Among the lines below, count those with "color". Give the total alone.

.....

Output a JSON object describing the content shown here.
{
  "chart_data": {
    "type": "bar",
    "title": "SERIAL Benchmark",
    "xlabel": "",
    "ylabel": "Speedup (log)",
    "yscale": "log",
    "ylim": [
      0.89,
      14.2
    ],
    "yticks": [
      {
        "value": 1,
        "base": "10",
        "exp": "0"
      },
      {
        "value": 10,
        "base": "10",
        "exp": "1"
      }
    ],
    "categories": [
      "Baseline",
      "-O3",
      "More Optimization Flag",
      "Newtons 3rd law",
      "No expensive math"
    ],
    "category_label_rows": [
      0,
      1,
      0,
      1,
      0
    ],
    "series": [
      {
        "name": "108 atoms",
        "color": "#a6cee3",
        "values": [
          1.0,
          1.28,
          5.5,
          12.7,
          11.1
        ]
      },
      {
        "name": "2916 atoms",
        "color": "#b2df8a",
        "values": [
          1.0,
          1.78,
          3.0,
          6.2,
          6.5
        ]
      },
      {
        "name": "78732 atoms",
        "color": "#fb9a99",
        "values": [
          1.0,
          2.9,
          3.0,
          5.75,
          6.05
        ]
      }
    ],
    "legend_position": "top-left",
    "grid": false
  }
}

.....

* [Solved problem]
3